• [Directions]:
Rewrite the stretch of rows from the line containing "- rh-point: [561, 833, 568, 840]" through the line containing "- sfc-wind-barb-flag: [837, 625, 847, 631]", changing every "rh-point" to "humidity-point" and leaving everything else unchanged. Return only those lines.

• [Source data]:
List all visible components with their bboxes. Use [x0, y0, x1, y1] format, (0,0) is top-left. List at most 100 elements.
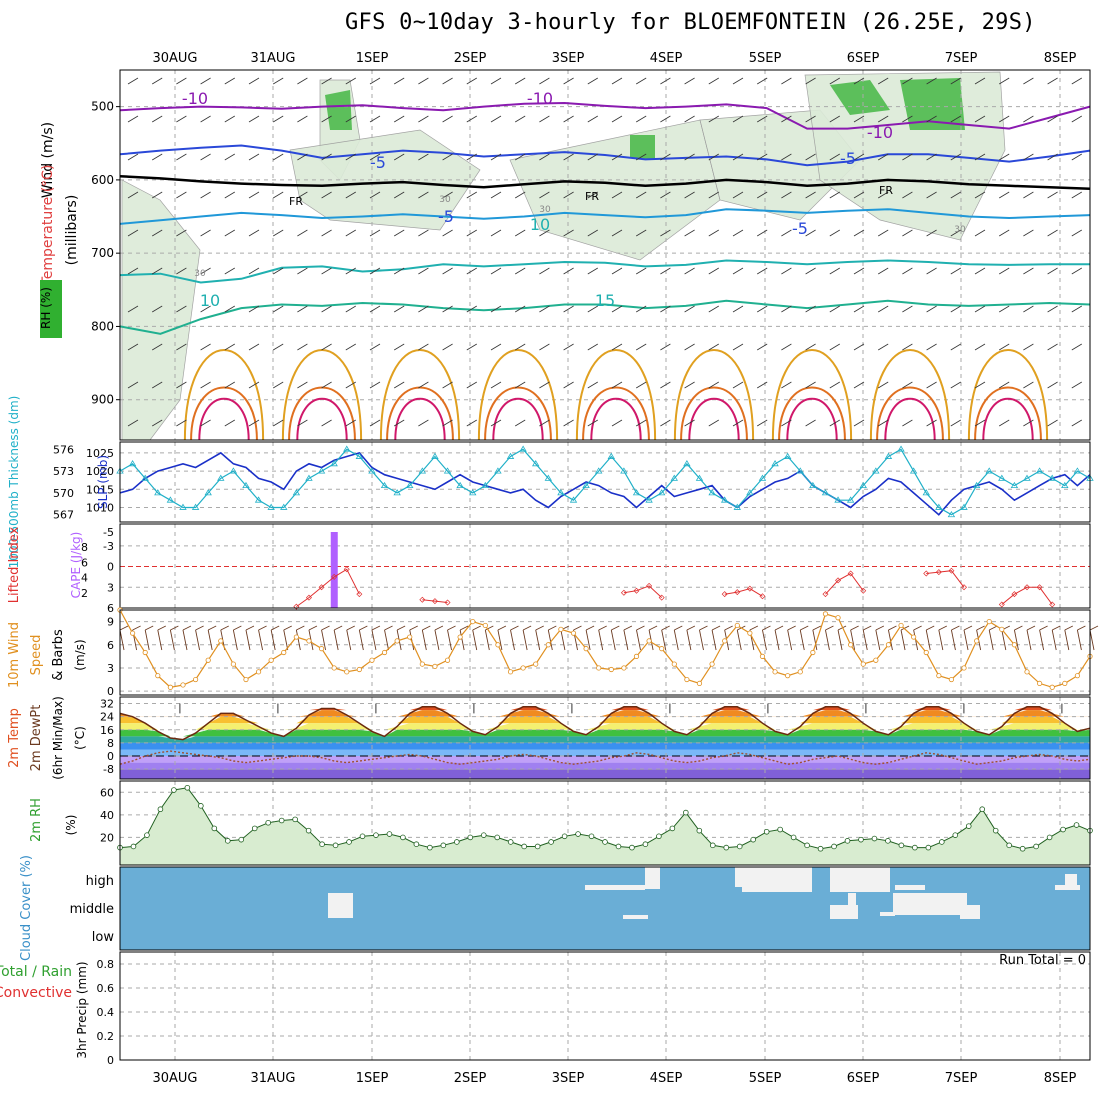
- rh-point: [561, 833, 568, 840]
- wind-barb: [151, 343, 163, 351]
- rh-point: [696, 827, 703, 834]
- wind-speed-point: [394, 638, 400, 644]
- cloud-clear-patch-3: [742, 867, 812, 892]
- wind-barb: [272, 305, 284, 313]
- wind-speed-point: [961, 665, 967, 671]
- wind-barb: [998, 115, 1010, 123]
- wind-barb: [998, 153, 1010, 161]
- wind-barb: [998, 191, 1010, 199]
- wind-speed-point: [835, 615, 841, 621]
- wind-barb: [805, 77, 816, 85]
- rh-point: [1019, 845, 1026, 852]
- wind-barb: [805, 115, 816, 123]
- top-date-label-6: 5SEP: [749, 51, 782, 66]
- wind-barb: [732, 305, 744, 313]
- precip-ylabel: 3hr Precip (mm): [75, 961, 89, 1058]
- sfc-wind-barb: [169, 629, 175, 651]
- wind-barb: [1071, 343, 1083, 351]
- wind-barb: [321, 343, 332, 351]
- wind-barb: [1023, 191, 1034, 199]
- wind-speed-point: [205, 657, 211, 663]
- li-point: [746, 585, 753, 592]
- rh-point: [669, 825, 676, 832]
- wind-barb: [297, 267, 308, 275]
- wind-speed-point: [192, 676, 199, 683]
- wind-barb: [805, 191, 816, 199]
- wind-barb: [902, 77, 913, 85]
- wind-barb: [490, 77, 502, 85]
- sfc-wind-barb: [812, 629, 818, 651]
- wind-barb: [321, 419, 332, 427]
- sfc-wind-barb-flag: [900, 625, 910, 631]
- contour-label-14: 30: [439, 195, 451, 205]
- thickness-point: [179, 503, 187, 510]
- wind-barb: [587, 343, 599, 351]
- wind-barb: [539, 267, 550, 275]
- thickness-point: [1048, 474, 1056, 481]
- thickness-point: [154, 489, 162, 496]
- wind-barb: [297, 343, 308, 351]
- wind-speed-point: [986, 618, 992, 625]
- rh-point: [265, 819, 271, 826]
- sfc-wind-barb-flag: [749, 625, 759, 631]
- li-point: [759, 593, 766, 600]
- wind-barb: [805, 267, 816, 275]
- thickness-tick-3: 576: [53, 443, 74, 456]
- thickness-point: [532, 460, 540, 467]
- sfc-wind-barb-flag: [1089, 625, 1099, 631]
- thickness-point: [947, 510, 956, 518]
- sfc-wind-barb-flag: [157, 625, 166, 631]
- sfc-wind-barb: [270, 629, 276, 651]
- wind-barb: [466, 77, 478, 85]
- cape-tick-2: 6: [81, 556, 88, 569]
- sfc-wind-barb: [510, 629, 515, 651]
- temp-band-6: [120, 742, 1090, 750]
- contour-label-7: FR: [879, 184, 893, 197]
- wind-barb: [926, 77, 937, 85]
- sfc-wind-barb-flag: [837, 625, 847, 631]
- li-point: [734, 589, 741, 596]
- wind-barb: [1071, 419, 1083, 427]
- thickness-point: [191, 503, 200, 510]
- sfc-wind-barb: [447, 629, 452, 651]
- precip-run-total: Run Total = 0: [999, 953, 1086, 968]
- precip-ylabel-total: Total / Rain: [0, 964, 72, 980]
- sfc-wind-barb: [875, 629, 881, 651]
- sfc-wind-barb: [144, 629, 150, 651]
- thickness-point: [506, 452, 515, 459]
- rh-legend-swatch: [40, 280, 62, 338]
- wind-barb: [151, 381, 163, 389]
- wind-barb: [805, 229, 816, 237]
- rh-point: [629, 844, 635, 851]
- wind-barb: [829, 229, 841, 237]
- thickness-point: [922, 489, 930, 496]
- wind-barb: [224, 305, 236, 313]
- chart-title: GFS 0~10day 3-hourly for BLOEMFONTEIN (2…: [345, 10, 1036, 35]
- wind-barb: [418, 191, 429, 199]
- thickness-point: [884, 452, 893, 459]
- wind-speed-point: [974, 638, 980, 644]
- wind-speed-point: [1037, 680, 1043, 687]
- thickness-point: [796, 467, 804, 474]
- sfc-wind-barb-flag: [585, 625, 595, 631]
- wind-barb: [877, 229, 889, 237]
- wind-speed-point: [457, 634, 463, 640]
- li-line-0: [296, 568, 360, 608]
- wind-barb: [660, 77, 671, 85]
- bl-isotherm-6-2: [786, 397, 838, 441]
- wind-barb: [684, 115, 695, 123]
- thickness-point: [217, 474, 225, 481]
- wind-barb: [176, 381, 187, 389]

• [Answer to the task]:
- humidity-point: [561, 833, 568, 840]
- wind-barb: [151, 343, 163, 351]
- humidity-point: [696, 827, 703, 834]
- wind-speed-point: [394, 638, 400, 644]
- cloud-clear-patch-3: [742, 867, 812, 892]
- wind-barb: [272, 305, 284, 313]
- wind-speed-point: [961, 665, 967, 671]
- wind-barb: [998, 115, 1010, 123]
- wind-barb: [998, 153, 1010, 161]
- wind-barb: [998, 191, 1010, 199]
- wind-speed-point: [835, 615, 841, 621]
- wind-barb: [805, 77, 816, 85]
- humidity-point: [1019, 845, 1026, 852]
- wind-barb: [805, 115, 816, 123]
- top-date-label-6: 5SEP: [749, 51, 782, 66]
- wind-barb: [732, 305, 744, 313]
- precip-ylabel: 3hr Precip (mm): [75, 961, 89, 1058]
- sfc-wind-barb: [169, 629, 175, 651]
- wind-barb: [1071, 343, 1083, 351]
- wind-barb: [321, 343, 332, 351]
- wind-barb: [1023, 191, 1034, 199]
- wind-speed-point: [205, 657, 211, 663]
- li-point: [746, 585, 753, 592]
- humidity-point: [669, 825, 676, 832]
- wind-barb: [297, 267, 308, 275]
- wind-speed-point: [192, 676, 199, 683]
- wind-barb: [805, 191, 816, 199]
- wind-barb: [902, 77, 913, 85]
- wind-barb: [490, 77, 502, 85]
- sfc-wind-barb: [812, 629, 818, 651]
- wind-barb: [321, 419, 332, 427]
- sfc-wind-barb-flag: [900, 625, 910, 631]
- contour-label-14: 30: [439, 195, 451, 205]
- thickness-point: [179, 503, 187, 510]
- wind-barb: [587, 343, 599, 351]
- wind-barb: [539, 267, 550, 275]
- thickness-point: [1048, 474, 1056, 481]
- thickness-point: [154, 489, 162, 496]
- wind-barb: [297, 343, 308, 351]
- wind-speed-point: [986, 618, 992, 625]
- humidity-point: [265, 819, 271, 826]
- sfc-wind-barb-flag: [749, 625, 759, 631]
- li-point: [759, 593, 766, 600]
- wind-barb: [805, 267, 816, 275]
- thickness-tick-3: 576: [53, 443, 74, 456]
- thickness-point: [532, 460, 540, 467]
- sfc-wind-barb-flag: [1089, 625, 1099, 631]
- thickness-point: [947, 510, 956, 518]
- sfc-wind-barb-flag: [157, 625, 166, 631]
- sfc-wind-barb: [270, 629, 276, 651]
- wind-barb: [466, 77, 478, 85]
- cape-tick-2: 6: [81, 556, 88, 569]
- sfc-wind-barb: [510, 629, 515, 651]
- temp-band-6: [120, 742, 1090, 750]
- contour-label-7: FR: [879, 184, 893, 197]
- wind-barb: [926, 77, 937, 85]
- sfc-wind-barb-flag: [837, 625, 847, 631]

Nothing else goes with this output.